## Exercise aim
Leaving out the pictures, please retype each record exactly.

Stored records
__________________________________________________
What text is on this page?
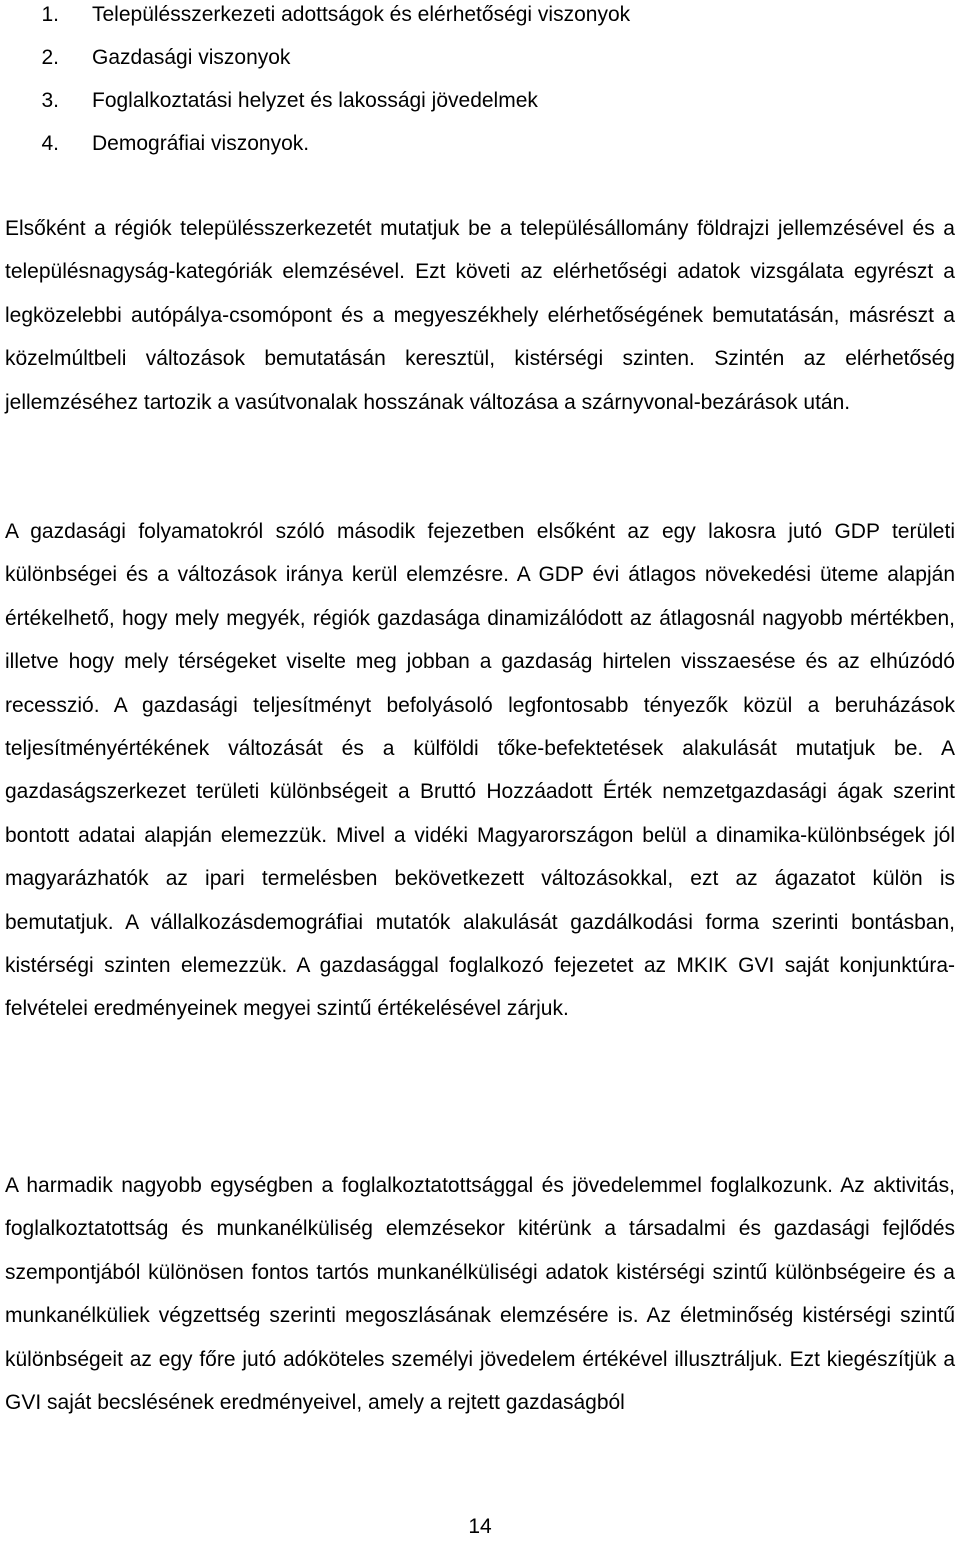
1. Településszerkezeti adottságok és elérhetőségi viszonyok
2. Gazdasági viszonyok
3. Foglalkoztatási helyzet és lakossági jövedelmek
4. Demográfiai viszonyok.

Elsőként a régiók településszerkezetét mutatjuk be a településállomány földrajzi jellemzésével és a településnagyság-kategóriák elemzésével. Ezt követi az elérhetőségi adatok vizsgálata egyrészt a legközelebbi autópálya-csomópont és a megyeszékhely elérhetőségének bemutatásán, másrészt a közelmúltbeli változások bemutatásán keresztül, kistérségi szinten. Szintén az elérhetőség jellemzéséhez tartozik a vasútvonalak hosszának változása a szárnyvonal-bezárások után.

A gazdasági folyamatokról szóló második fejezetben elsőként az egy lakosra jutó GDP területi különbségei és a változások iránya kerül elemzésre. A GDP évi átlagos növekedési üteme alapján értékelhető, hogy mely megyék, régiók gazdasága dinamizálódott az átlagosnál nagyobb mértékben, illetve hogy mely térségeket viselte meg jobban a gazdaság hirtelen visszaesése és az elhúzódó recesszió. A gazdasági teljesítményt befolyásoló legfontosabb tényezők közül a beruházások teljesítményértékének változását és a külföldi tőke-befektetések alakulását mutatjuk be. A gazdaságszerkezet területi különbségeit a Bruttó Hozzáadott Érték nemzetgazdasági ágak szerint bontott adatai alapján elemezzük. Mivel a vidéki Magyarországon belül a dinamika-különbségek jól magyarázhatók az ipari termelésben bekövetkezett változásokkal, ezt az ágazatot külön is bemutatjuk. A vállalkozásdemográfiai mutatók alakulását gazdálkodási forma szerinti bontásban, kistérségi szinten elemezzük. A gazdasággal foglalkozó fejezetet az MKIK GVI saját konjunktúra-felvételei eredményeinek megyei szintű értékelésével zárjuk.

A harmadik nagyobb egységben a foglalkoztatottsággal és jövedelemmel foglalkozunk. Az aktivitás, foglalkoztatottság és munkanélküliség elemzésekor kitérünk a társadalmi és gazdasági fejlődés szempontjából különösen fontos tartós munkanélküliségi adatok kistérségi szintű különbségeire és a munkanélküliek végzettség szerinti megoszlásának elemzésére is. Az életminőség kistérségi szintű különbségeit az egy főre jutó adóköteles személyi jövedelem értékével illusztráljuk. Ezt kiegészítjük a GVI saját becslésének eredményeivel, amely a rejtett gazdaságból

14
__________________________________________________
## Output for this exercise
What text is on this page?
1. Településszerkezeti adottságok és elérhetőségi viszonyok
2. Gazdasági viszonyok
3. Foglalkoztatási helyzet és lakossági jövedelmek
4. Demográfiai viszonyok.

Elsőként a régiók településszerkezetét mutatjuk be a településállomány földrajzi jellemzésével és a településnagyság-kategóriák elemzésével. Ezt követi az elérhetőségi adatok vizsgálata egyrészt a legközelebbi autópálya-csomópont és a megyeszékhely elérhetőségének bemutatásán, másrészt a közelmúltbeli változások bemutatásán keresztül, kistérségi szinten. Szintén az elérhetőség jellemzéséhez tartozik a vasútvonalak hosszának változása a szárnyvonal-bezárások után.

A gazdasági folyamatokról szóló második fejezetben elsőként az egy lakosra jutó GDP területi különbségei és a változások iránya kerül elemzésre. A GDP évi átlagos növekedési üteme alapján értékelhető, hogy mely megyék, régiók gazdasága dinamizálódott az átlagosnál nagyobb mértékben, illetve hogy mely térségeket viselte meg jobban a gazdaság hirtelen visszaesése és az elhúzódó recesszió. A gazdasági teljesítményt befolyásoló legfontosabb tényezők közül a beruházások teljesítményértékének változását és a külföldi tőke-befektetések alakulását mutatjuk be. A gazdaságszerkezet területi különbségeit a Bruttó Hozzáadott Érték nemzetgazdasági ágak szerint bontott adatai alapján elemezzük. Mivel a vidéki Magyarországon belül a dinamika-különbségek jól magyarázhatók az ipari termelésben bekövetkezett változásokkal, ezt az ágazatot külön is bemutatjuk. A vállalkozásdemográfiai mutatók alakulását gazdálkodási forma szerinti bontásban, kistérségi szinten elemezzük. A gazdasággal foglalkozó fejezetet az MKIK GVI saját konjunktúra-felvételei eredményeinek megyei szintű értékelésével zárjuk.

A harmadik nagyobb egységben a foglalkoztatottsággal és jövedelemmel foglalkozunk. Az aktivitás, foglalkoztatottság és munkanélküliség elemzésekor kitérünk a társadalmi és gazdasági fejlődés szempontjából különösen fontos tartós munkanélküliségi adatok kistérségi szintű különbségeire és a munkanélküliek végzettség szerinti megoszlásának elemzésére is. Az életminőség kistérségi szintű különbségeit az egy főre jutó adóköteles személyi jövedelem értékével illusztráljuk. Ezt kiegészítjük a GVI saját becslésének eredményeivel, amely a rejtett gazdaságból

14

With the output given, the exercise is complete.